/---
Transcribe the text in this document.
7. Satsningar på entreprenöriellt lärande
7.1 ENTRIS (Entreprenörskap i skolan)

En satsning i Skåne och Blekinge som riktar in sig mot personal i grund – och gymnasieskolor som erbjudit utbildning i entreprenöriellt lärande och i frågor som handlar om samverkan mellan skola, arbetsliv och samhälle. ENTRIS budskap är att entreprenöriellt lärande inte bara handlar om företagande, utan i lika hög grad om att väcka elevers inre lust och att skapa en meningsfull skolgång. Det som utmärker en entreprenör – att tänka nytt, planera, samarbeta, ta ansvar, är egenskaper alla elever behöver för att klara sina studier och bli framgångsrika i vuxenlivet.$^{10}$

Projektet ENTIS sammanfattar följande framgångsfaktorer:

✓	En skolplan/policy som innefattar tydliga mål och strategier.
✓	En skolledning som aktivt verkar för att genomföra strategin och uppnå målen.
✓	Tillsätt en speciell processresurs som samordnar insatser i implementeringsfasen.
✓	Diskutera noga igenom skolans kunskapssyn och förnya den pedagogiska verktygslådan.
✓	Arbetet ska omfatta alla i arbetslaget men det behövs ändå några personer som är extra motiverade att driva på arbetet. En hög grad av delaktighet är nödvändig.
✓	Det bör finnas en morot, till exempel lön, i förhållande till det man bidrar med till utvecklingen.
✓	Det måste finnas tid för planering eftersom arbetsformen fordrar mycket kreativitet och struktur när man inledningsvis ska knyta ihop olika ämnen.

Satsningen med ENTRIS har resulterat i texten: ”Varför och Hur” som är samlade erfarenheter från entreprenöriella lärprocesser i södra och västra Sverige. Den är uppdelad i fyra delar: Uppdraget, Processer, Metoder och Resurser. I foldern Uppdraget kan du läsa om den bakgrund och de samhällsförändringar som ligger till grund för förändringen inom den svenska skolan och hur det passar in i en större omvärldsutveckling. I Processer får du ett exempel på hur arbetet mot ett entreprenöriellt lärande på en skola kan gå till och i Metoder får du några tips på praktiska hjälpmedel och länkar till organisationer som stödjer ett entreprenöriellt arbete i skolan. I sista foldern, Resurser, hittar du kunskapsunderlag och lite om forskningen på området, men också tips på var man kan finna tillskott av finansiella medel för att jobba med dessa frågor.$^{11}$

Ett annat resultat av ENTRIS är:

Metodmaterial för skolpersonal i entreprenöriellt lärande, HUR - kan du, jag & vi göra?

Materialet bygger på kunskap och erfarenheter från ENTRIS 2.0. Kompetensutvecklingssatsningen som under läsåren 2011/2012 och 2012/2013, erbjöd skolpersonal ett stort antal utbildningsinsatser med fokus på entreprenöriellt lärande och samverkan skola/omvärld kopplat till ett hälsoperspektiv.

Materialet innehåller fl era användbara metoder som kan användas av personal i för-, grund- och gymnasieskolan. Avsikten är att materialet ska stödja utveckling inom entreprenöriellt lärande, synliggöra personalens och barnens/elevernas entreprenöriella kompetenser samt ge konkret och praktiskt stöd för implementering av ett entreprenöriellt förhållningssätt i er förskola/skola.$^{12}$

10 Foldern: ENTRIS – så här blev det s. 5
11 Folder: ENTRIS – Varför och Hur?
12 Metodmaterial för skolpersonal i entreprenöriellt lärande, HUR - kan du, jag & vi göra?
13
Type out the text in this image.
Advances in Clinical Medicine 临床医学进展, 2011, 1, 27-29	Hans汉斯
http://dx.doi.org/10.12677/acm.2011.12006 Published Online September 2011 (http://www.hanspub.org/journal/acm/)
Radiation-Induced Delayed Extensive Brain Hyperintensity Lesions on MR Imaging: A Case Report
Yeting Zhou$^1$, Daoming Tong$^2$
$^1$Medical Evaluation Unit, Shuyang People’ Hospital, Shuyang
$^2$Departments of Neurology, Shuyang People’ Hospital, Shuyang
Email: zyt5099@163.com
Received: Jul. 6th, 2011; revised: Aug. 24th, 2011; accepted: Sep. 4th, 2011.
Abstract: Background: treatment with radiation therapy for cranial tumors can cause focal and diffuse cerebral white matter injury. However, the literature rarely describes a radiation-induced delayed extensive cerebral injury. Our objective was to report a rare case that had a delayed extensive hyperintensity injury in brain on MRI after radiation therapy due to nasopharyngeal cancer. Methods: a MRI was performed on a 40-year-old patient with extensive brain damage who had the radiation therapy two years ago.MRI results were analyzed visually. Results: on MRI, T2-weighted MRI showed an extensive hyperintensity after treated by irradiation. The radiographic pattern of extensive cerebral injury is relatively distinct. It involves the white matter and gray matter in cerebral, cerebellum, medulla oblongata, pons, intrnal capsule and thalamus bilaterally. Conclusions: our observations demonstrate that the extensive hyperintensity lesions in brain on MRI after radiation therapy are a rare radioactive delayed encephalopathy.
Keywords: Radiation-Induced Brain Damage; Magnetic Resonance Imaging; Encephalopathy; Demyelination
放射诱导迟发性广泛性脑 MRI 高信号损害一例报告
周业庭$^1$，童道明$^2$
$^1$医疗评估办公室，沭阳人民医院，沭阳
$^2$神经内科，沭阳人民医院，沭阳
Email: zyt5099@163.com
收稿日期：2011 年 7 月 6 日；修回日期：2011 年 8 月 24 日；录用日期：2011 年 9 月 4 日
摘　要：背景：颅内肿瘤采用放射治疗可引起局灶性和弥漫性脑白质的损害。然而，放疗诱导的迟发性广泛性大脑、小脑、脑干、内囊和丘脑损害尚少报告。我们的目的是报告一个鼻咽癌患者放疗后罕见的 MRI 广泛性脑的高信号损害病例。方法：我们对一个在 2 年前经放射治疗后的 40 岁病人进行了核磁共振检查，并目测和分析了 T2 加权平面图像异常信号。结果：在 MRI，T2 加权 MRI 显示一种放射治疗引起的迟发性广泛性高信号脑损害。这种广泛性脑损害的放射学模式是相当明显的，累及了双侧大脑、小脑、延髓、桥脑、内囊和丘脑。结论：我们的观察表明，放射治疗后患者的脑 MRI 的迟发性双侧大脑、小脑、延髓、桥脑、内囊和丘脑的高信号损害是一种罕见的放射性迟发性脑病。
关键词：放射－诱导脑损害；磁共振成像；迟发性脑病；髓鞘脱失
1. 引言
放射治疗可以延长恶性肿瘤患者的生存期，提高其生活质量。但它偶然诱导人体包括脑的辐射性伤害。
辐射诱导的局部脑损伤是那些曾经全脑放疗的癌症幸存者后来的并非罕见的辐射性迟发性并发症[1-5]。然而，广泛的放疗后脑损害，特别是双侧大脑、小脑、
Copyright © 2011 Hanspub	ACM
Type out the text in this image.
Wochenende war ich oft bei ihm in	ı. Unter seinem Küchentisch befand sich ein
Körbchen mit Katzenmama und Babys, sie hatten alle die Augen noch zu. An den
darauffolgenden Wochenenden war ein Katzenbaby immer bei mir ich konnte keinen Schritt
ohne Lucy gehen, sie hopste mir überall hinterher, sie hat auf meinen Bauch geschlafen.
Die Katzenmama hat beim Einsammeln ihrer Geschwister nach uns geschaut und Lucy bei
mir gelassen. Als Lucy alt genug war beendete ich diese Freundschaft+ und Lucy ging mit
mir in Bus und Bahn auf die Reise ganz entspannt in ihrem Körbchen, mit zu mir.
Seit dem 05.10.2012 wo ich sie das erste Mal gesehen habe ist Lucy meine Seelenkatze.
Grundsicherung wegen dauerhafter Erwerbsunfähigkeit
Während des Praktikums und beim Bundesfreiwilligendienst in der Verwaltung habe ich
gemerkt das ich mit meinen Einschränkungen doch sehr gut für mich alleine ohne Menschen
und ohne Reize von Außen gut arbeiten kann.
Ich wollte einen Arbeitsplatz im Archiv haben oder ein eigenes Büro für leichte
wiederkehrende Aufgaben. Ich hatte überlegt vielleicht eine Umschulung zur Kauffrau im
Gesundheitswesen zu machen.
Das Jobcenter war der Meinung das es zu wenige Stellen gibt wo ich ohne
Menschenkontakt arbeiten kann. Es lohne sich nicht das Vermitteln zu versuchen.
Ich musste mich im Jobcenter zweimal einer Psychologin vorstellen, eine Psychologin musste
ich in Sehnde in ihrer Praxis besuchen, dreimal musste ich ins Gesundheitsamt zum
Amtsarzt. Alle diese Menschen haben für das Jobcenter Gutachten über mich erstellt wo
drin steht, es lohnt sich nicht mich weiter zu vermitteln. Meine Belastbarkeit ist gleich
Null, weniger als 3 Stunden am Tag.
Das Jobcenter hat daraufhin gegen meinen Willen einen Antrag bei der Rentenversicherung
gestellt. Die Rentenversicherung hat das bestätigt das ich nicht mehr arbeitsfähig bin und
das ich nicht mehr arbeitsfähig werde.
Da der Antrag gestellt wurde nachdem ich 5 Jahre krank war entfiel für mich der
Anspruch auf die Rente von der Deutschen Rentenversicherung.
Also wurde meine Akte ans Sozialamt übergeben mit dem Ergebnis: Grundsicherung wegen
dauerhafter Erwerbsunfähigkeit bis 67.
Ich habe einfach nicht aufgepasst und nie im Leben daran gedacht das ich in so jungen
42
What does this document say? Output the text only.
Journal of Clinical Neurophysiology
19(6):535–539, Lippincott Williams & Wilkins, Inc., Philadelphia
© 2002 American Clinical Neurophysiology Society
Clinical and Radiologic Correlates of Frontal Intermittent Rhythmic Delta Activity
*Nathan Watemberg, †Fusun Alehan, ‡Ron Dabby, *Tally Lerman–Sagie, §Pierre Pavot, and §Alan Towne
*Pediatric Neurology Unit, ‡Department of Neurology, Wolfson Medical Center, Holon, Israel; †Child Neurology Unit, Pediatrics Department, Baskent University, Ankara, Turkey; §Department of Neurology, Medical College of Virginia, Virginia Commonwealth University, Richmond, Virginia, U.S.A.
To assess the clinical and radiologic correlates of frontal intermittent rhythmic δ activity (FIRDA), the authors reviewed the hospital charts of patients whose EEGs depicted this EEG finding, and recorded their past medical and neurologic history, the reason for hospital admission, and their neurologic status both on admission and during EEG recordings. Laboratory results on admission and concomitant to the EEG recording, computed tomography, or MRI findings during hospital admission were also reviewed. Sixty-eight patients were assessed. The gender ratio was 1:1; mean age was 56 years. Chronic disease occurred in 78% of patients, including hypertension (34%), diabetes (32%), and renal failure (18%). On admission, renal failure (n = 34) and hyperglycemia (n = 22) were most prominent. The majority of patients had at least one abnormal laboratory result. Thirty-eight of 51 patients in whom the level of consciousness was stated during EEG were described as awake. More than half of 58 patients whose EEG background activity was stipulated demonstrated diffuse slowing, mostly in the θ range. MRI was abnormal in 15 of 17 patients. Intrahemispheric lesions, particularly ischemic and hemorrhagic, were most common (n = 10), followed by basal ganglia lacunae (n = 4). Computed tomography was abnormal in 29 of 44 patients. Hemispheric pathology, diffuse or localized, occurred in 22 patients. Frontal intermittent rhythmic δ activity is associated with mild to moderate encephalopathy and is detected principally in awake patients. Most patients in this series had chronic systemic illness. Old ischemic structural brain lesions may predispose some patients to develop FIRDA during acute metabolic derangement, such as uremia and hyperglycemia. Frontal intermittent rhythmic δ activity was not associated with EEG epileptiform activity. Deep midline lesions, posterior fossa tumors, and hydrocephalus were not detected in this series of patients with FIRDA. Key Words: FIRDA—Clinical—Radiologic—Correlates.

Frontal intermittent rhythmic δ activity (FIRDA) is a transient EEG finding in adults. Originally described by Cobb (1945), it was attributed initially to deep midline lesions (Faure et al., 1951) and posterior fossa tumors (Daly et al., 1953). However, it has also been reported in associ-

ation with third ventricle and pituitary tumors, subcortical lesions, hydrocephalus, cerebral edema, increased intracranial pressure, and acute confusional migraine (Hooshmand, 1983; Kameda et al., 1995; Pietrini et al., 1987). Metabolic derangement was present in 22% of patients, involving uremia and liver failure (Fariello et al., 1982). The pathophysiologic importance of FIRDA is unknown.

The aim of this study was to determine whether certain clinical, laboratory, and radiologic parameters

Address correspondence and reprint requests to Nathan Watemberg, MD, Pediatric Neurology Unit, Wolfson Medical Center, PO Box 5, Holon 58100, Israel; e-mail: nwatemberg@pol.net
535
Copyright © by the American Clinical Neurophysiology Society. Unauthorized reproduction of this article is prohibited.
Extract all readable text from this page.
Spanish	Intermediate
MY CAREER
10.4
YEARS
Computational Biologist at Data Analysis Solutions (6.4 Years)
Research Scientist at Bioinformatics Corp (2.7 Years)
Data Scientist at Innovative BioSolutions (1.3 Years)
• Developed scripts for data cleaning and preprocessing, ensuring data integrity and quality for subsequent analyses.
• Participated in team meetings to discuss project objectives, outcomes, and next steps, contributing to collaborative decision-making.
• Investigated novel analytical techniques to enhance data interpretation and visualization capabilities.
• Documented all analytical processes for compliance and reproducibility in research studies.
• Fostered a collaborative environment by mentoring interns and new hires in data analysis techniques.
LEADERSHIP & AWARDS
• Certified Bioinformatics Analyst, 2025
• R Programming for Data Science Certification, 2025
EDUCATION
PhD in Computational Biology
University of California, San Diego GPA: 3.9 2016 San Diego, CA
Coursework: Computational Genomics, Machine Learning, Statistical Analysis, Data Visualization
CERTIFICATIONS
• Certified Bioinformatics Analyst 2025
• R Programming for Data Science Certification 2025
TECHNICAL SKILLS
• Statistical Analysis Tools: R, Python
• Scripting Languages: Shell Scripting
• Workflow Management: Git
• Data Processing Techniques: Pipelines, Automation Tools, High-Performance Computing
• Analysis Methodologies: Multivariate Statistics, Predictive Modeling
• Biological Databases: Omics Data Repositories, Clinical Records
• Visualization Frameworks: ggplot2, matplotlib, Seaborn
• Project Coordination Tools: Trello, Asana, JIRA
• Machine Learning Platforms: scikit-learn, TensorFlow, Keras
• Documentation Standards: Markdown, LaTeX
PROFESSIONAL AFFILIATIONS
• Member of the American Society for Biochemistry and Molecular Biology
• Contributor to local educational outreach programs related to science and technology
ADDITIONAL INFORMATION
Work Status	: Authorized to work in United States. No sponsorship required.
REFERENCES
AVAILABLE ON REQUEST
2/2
\---
ABOUT THIS TASK:
All lines of the listing holding the string "Watemberg" must be returned, copied as they stand.

TASK SOLUTION:
*Nathan Watemberg, †Fusun Alehan, ‡Ron Dabby, *Tally Lerman–Sagie, §Pierre Pavot, and §Alan Towne
Address correspondence and reprint requests to Nathan Watemberg, MD, Pediatric Neurology Unit, Wolfson Medical Center, PO Box 5, Holon 58100, Israel; e-mail: nwatemberg@pol.net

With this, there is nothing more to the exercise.